▸ **SET EXERCISE**
Print all records exactly, leaving nothing out.

— Start of DATA FOR THE TASK —

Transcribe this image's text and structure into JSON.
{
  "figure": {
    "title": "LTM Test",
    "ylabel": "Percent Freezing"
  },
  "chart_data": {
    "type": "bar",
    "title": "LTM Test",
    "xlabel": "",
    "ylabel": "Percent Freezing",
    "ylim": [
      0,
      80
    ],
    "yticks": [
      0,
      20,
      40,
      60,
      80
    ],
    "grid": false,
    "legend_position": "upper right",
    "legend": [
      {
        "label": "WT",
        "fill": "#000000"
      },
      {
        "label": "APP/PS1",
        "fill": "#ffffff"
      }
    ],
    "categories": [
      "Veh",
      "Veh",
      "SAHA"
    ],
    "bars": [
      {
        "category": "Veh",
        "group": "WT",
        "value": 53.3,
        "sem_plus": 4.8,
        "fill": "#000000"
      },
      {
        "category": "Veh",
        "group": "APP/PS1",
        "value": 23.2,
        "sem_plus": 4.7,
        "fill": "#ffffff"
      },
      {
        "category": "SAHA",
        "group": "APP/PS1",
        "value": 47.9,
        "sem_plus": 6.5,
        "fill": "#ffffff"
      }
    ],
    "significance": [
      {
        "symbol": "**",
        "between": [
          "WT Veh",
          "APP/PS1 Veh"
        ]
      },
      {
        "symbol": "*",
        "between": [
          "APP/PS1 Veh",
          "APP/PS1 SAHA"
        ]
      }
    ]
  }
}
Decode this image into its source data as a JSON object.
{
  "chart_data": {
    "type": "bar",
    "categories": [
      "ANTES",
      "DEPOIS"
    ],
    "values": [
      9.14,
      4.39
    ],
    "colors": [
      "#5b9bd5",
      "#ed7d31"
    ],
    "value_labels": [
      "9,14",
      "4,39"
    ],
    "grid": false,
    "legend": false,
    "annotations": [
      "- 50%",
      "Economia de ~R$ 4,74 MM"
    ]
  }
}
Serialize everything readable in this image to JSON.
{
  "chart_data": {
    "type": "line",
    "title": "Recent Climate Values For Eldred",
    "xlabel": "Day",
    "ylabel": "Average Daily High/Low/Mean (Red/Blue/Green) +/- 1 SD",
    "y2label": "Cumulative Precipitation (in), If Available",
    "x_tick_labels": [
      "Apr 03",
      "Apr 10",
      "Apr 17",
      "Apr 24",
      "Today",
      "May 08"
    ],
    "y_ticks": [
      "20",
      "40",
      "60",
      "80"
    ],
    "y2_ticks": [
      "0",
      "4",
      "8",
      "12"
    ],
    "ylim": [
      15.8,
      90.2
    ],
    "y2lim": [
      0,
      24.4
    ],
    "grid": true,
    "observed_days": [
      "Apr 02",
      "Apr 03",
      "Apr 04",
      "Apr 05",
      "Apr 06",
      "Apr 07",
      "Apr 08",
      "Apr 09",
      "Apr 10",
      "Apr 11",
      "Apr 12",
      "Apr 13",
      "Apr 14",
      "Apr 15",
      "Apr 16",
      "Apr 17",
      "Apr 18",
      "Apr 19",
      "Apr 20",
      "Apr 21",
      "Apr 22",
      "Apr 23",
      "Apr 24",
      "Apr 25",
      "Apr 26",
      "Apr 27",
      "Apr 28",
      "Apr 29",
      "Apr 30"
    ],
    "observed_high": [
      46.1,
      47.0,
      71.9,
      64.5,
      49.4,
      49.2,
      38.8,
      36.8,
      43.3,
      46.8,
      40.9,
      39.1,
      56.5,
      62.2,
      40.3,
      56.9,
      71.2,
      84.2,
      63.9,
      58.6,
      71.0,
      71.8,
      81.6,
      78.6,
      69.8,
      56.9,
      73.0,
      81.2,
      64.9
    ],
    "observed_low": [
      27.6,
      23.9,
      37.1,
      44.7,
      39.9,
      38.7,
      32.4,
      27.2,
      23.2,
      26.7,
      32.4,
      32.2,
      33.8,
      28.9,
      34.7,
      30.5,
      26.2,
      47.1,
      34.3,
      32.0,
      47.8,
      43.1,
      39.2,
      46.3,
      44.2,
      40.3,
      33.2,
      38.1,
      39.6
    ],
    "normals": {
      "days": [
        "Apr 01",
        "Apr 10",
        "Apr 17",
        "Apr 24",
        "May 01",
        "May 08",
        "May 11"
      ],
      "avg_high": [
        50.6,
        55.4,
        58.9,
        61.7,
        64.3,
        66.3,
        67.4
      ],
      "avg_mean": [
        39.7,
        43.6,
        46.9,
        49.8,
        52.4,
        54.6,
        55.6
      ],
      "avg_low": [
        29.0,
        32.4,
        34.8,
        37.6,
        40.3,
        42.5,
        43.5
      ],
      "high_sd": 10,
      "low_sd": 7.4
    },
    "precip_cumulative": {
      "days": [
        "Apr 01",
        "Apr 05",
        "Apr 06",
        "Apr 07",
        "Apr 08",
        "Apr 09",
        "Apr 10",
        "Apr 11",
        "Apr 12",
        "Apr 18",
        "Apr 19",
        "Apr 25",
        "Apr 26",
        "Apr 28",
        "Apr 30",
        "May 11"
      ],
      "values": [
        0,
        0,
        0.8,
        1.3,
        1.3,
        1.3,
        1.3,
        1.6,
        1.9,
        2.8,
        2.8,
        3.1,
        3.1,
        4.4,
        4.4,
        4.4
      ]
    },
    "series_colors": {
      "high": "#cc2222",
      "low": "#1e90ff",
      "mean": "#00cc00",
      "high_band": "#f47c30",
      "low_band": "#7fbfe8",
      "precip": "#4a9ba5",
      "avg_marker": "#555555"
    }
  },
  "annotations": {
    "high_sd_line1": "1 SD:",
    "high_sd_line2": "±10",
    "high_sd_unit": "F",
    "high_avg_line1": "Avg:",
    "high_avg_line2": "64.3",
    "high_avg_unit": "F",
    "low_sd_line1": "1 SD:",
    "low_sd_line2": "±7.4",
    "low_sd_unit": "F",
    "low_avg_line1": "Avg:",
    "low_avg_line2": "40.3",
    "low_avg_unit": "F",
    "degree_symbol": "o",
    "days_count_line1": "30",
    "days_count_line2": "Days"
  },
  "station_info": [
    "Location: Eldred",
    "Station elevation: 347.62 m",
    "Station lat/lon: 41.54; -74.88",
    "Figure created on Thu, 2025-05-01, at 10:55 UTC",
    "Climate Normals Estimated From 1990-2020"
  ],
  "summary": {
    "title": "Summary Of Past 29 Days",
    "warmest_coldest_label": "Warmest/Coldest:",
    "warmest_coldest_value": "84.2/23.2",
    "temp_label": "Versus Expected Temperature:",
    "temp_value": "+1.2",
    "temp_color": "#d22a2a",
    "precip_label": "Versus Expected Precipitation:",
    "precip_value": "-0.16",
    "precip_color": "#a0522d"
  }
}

— End of DATA FOR THE TASK —

▸ **PROBLEM SOLUTION**
Transcribe this image's text and structure into JSON.
{
  "figure": {
    "title": "LTM Test",
    "ylabel": "Percent Freezing"
  },
  "chart_data": {
    "type": "bar",
    "title": "LTM Test",
    "xlabel": "",
    "ylabel": "Percent Freezing",
    "ylim": [
      0,
      80
    ],
    "yticks": [
      0,
      20,
      40,
      60,
      80
    ],
    "grid": false,
    "legend_position": "upper right",
    "legend": [
      {
        "label": "WT",
        "fill": "#000000"
      },
      {
        "label": "APP/PS1",
        "fill": "#ffffff"
      }
    ],
    "categories": [
      "Veh",
      "Veh",
      "SAHA"
    ],
    "bars": [
      {
        "category": "Veh",
        "group": "WT",
        "value": 53.3,
        "sem_plus": 4.8,
        "fill": "#000000"
      },
      {
        "category": "Veh",
        "group": "APP/PS1",
        "value": 23.2,
        "sem_plus": 4.7,
        "fill": "#ffffff"
      },
      {
        "category": "SAHA",
        "group": "APP/PS1",
        "value": 47.9,
        "sem_plus": 6.5,
        "fill": "#ffffff"
      }
    ],
    "significance": [
      {
        "symbol": "**",
        "between": [
          "WT Veh",
          "APP/PS1 Veh"
        ]
      },
      {
        "symbol": "*",
        "between": [
          "APP/PS1 Veh",
          "APP/PS1 SAHA"
        ]
      }
    ]
  }
}
Decode this image into its source data as a JSON object.
{
  "chart_data": {
    "type": "bar",
    "categories": [
      "ANTES",
      "DEPOIS"
    ],
    "values": [
      9.14,
      4.39
    ],
    "colors": [
      "#5b9bd5",
      "#ed7d31"
    ],
    "value_labels": [
      "9,14",
      "4,39"
    ],
    "grid": false,
    "legend": false,
    "annotations": [
      "- 50%",
      "Economia de ~R$ 4,74 MM"
    ]
  }
}
Serialize everything readable in this image to JSON.
{
  "chart_data": {
    "type": "line",
    "title": "Recent Climate Values For Eldred",
    "xlabel": "Day",
    "ylabel": "Average Daily High/Low/Mean (Red/Blue/Green) +/- 1 SD",
    "y2label": "Cumulative Precipitation (in), If Available",
    "x_tick_labels": [
      "Apr 03",
      "Apr 10",
      "Apr 17",
      "Apr 24",
      "Today",
      "May 08"
    ],
    "y_ticks": [
      "20",
      "40",
      "60",
      "80"
    ],
    "y2_ticks": [
      "0",
      "4",
      "8",
      "12"
    ],
    "ylim": [
      15.8,
      90.2
    ],
    "y2lim": [
      0,
      24.4
    ],
    "grid": true,
    "observed_days": [
      "Apr 02",
      "Apr 03",
      "Apr 04",
      "Apr 05",
      "Apr 06",
      "Apr 07",
      "Apr 08",
      "Apr 09",
      "Apr 10",
      "Apr 11",
      "Apr 12",
      "Apr 13",
      "Apr 14",
      "Apr 15",
      "Apr 16",
      "Apr 17",
      "Apr 18",
      "Apr 19",
      "Apr 20",
      "Apr 21",
      "Apr 22",
      "Apr 23",
      "Apr 24",
      "Apr 25",
      "Apr 26",
      "Apr 27",
      "Apr 28",
      "Apr 29",
      "Apr 30"
    ],
    "observed_high": [
      46.1,
      47.0,
      71.9,
      64.5,
      49.4,
      49.2,
      38.8,
      36.8,
      43.3,
      46.8,
      40.9,
      39.1,
      56.5,
      62.2,
      40.3,
      56.9,
      71.2,
      84.2,
      63.9,
      58.6,
      71.0,
      71.8,
      81.6,
      78.6,
      69.8,
      56.9,
      73.0,
      81.2,
      64.9
    ],
    "observed_low": [
      27.6,
      23.9,
      37.1,
      44.7,
      39.9,
      38.7,
      32.4,
      27.2,
      23.2,
      26.7,
      32.4,
      32.2,
      33.8,
      28.9,
      34.7,
      30.5,
      26.2,
      47.1,
      34.3,
      32.0,
      47.8,
      43.1,
      39.2,
      46.3,
      44.2,
      40.3,
      33.2,
      38.1,
      39.6
    ],
    "normals": {
      "days": [
        "Apr 01",
        "Apr 10",
        "Apr 17",
        "Apr 24",
        "May 01",
        "May 08",
        "May 11"
      ],
      "avg_high": [
        50.6,
        55.4,
        58.9,
        61.7,
        64.3,
        66.3,
        67.4
      ],
      "avg_mean": [
        39.7,
        43.6,
        46.9,
        49.8,
        52.4,
        54.6,
        55.6
      ],
      "avg_low": [
        29.0,
        32.4,
        34.8,
        37.6,
        40.3,
        42.5,
        43.5
      ],
      "high_sd": 10,
      "low_sd": 7.4
    },
    "precip_cumulative": {
      "days": [
        "Apr 01",
        "Apr 05",
        "Apr 06",
        "Apr 07",
        "Apr 08",
        "Apr 09",
        "Apr 10",
        "Apr 11",
        "Apr 12",
        "Apr 18",
        "Apr 19",
        "Apr 25",
        "Apr 26",
        "Apr 28",
        "Apr 30",
        "May 11"
      ],
      "values": [
        0,
        0,
        0.8,
        1.3,
        1.3,
        1.3,
        1.3,
        1.6,
        1.9,
        2.8,
        2.8,
        3.1,
        3.1,
        4.4,
        4.4,
        4.4
      ]
    },
    "series_colors": {
      "high": "#cc2222",
      "low": "#1e90ff",
      "mean": "#00cc00",
      "high_band": "#f47c30",
      "low_band": "#7fbfe8",
      "precip": "#4a9ba5",
      "avg_marker": "#555555"
    }
  },
  "annotations": {
    "high_sd_line1": "1 SD:",
    "high_sd_line2": "±10",
    "high_sd_unit": "F",
    "high_avg_line1": "Avg:",
    "high_avg_line2": "64.3",
    "high_avg_unit": "F",
    "low_sd_line1": "1 SD:",
    "low_sd_line2": "±7.4",
    "low_sd_unit": "F",
    "low_avg_line1": "Avg:",
    "low_avg_line2": "40.3",
    "low_avg_unit": "F",
    "degree_symbol": "o",
    "days_count_line1": "30",
    "days_count_line2": "Days"
  },
  "station_info": [
    "Location: Eldred",
    "Station elevation: 347.62 m",
    "Station lat/lon: 41.54; -74.88",
    "Figure created on Thu, 2025-05-01, at 10:55 UTC",
    "Climate Normals Estimated From 1990-2020"
  ],
  "summary": {
    "title": "Summary Of Past 29 Days",
    "warmest_coldest_label": "Warmest/Coldest:",
    "warmest_coldest_value": "84.2/23.2",
    "temp_label": "Versus Expected Temperature:",
    "temp_value": "+1.2",
    "temp_color": "#d22a2a",
    "precip_label": "Versus Expected Precipitation:",
    "precip_value": "-0.16",
    "precip_color": "#a0522d"
  }
}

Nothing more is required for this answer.